**Written exercise**
Report how many lines in the listing below include the word "treating". Write nothing besides the number.

Collection entries
□ □ □ □ □

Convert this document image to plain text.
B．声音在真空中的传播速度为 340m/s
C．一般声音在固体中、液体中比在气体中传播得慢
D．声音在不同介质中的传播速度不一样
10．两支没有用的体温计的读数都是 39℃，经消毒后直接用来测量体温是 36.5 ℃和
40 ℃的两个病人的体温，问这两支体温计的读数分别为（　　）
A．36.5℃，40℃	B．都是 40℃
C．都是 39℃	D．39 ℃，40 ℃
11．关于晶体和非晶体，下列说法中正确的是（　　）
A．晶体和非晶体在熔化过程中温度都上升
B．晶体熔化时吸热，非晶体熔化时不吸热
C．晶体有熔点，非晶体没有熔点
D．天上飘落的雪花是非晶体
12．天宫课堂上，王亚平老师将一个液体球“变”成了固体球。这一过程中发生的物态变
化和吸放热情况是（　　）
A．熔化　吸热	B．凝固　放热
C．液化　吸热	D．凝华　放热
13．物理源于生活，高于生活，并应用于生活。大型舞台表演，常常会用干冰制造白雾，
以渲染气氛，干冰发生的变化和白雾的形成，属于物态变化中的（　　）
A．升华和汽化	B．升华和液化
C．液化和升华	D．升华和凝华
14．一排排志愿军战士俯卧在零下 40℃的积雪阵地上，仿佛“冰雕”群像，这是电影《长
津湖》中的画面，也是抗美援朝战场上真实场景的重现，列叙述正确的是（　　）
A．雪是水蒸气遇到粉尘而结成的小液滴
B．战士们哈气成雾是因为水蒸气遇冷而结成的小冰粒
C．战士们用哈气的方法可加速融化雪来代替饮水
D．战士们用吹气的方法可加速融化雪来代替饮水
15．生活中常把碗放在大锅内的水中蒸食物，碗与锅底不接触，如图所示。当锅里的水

□ □ □ □ □

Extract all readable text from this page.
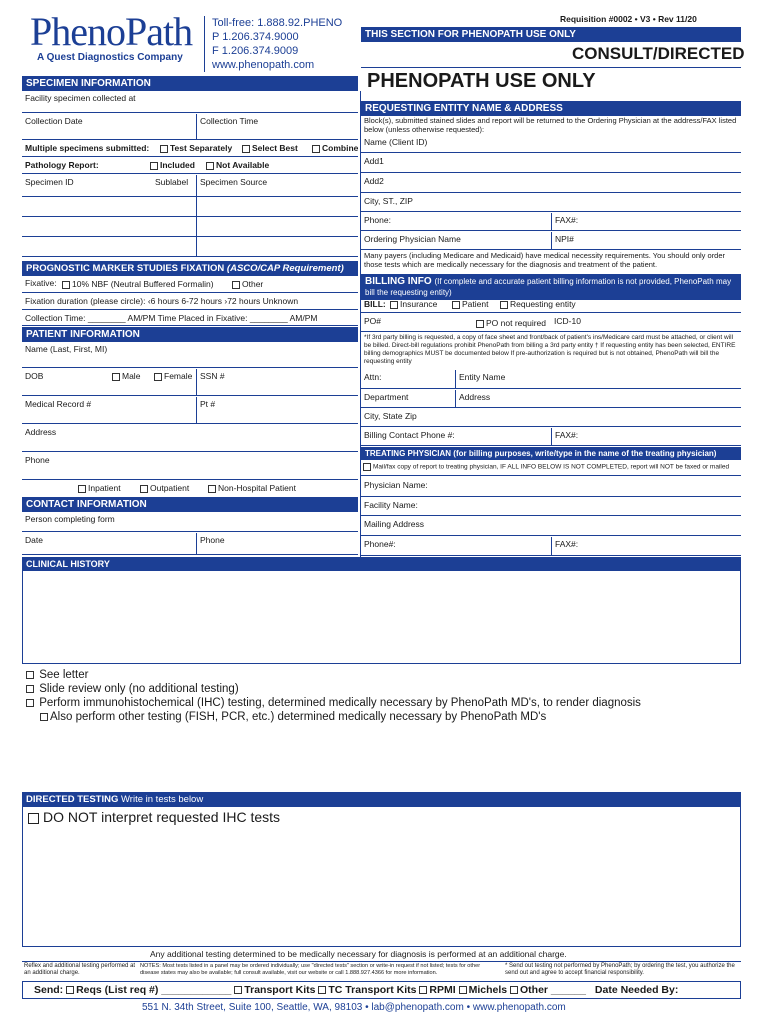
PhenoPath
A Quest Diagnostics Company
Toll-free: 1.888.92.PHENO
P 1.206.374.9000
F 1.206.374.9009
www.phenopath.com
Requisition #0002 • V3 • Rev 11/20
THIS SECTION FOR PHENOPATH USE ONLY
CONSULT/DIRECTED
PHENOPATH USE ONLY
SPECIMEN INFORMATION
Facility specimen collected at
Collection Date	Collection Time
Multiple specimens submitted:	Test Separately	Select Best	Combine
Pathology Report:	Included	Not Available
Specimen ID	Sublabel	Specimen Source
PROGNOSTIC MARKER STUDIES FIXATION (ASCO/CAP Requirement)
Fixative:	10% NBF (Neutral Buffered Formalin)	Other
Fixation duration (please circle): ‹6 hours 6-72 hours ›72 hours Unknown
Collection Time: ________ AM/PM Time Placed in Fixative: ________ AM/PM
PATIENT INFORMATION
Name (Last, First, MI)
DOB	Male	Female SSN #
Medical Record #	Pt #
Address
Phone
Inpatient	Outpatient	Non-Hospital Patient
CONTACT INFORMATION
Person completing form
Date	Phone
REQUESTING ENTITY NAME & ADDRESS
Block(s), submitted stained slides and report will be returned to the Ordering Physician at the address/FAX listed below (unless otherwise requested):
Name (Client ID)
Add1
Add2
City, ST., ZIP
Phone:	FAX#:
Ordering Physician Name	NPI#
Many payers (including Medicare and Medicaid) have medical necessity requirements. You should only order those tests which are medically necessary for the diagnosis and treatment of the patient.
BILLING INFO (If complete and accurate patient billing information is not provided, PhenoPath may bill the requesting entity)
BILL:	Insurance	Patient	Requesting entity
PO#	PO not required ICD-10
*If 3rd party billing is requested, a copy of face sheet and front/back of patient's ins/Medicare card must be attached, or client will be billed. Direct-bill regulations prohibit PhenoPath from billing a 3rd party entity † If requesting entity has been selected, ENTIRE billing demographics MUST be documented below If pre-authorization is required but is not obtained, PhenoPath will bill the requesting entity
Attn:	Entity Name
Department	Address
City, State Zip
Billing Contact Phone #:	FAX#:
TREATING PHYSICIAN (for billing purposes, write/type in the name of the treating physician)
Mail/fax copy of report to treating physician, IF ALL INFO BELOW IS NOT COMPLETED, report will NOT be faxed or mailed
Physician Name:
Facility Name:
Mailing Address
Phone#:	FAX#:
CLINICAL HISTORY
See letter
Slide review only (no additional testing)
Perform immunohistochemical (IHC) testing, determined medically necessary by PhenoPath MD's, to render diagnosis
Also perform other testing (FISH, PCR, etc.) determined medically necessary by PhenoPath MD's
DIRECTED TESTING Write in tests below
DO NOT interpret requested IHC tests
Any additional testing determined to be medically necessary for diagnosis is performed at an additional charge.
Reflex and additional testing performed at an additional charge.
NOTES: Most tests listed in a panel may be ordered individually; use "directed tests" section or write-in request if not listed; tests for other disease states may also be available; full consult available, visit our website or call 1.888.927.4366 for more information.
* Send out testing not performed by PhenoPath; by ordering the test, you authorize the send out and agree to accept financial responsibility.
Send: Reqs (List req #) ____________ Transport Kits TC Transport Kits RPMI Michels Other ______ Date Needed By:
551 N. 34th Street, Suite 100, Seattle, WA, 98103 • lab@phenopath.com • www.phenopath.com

□ □ □ □ □

**Completed task**
2